**YOUR INSTRUCTIONS**
Give the data below again exactly as written, without its pictures.

═════ DATASET RECORDS ═════

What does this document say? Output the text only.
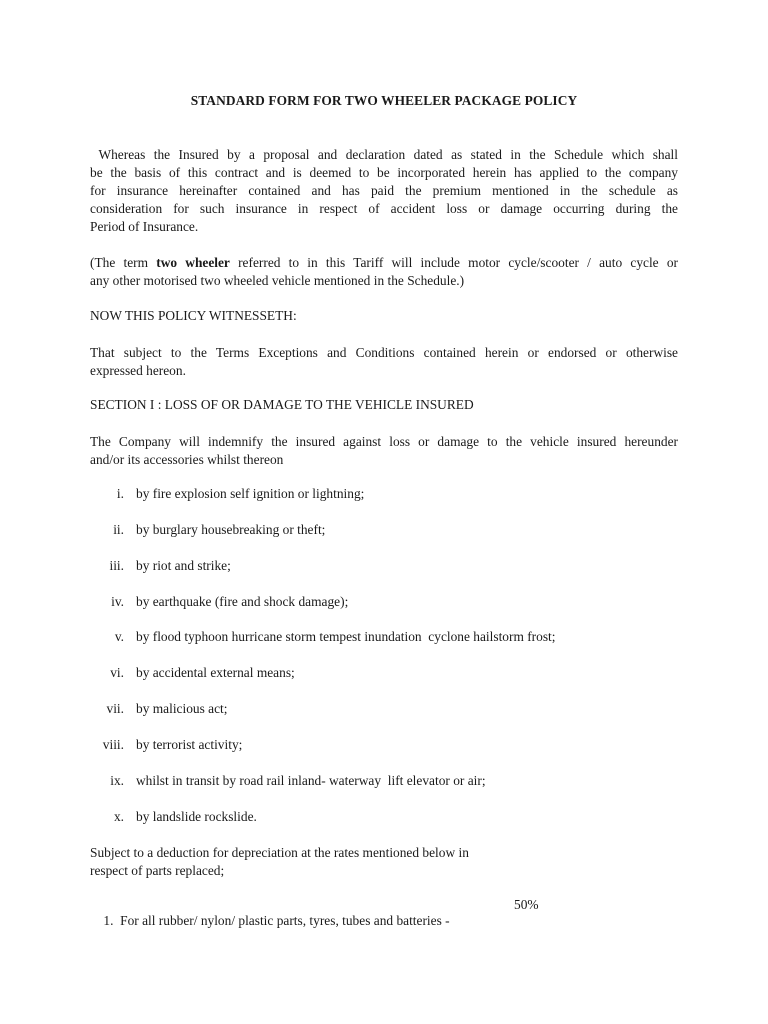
STANDARD FORM FOR TWO WHEELER PACKAGE POLICY
Whereas the Insured by a proposal and declaration dated as stated in the Schedule which shall
be the basis of this contract and is deemed to be incorporated herein has applied to the company
for insurance hereinafter contained and has paid the premium mentioned in the schedule as
consideration for such insurance in respect of accident loss or damage occurring during the
Period of Insurance.
(The term two wheeler referred to in this Tariff will include motor cycle/scooter / auto cycle or
any other motorised two wheeled vehicle mentioned in the Schedule.)
NOW THIS POLICY WITNESSETH:
That subject to the Terms Exceptions and Conditions contained herein or endorsed or otherwise
expressed hereon.
SECTION I : LOSS OF OR DAMAGE TO THE VEHICLE INSURED
The Company will indemnify the insured against loss or damage to the vehicle insured hereunder
and/or its accessories whilst thereon
i. by fire explosion self ignition or lightning;
ii. by burglary housebreaking or theft;
iii. by riot and strike;
iv. by earthquake (fire and shock damage);
v. by flood typhoon hurricane storm tempest inundation  cyclone hailstorm frost;
vi. by accidental external means;
vii. by malicious act;
viii. by terrorist activity;
ix. whilst in transit by road rail inland- waterway  lift elevator or air;
x. by landslide rockslide.
Subject to a deduction for depreciation at the rates mentioned below in
respect of parts replaced;

1.  For all rubber/ nylon/ plastic parts, tyres, tubes and batteries -

50%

═════

**SOLVED EXERCISE**
What does this document say? Output the text only.
STANDARD FORM FOR TWO WHEELER PACKAGE POLICY
Whereas the Insured by a proposal and declaration dated as stated in the Schedule which shall
be the basis of this contract and is deemed to be incorporated herein has applied to the company
for insurance hereinafter contained and has paid the premium mentioned in the schedule as
consideration for such insurance in respect of accident loss or damage occurring during the
Period of Insurance.
(The term two wheeler referred to in this Tariff will include motor cycle/scooter / auto cycle or
any other motorised two wheeled vehicle mentioned in the Schedule.)
NOW THIS POLICY WITNESSETH:
That subject to the Terms Exceptions and Conditions contained herein or endorsed or otherwise
expressed hereon.
SECTION I : LOSS OF OR DAMAGE TO THE VEHICLE INSURED
The Company will indemnify the insured against loss or damage to the vehicle insured hereunder
and/or its accessories whilst thereon
i. by fire explosion self ignition or lightning;
ii. by burglary housebreaking or theft;
iii. by riot and strike;
iv. by earthquake (fire and shock damage);
v. by flood typhoon hurricane storm tempest inundation  cyclone hailstorm frost;
vi. by accidental external means;
vii. by malicious act;
viii. by terrorist activity;
ix. whilst in transit by road rail inland- waterway  lift elevator or air;
x. by landslide rockslide.
Subject to a deduction for depreciation at the rates mentioned below in
respect of parts replaced;

1.  For all rubber/ nylon/ plastic parts, tyres, tubes and batteries -

50%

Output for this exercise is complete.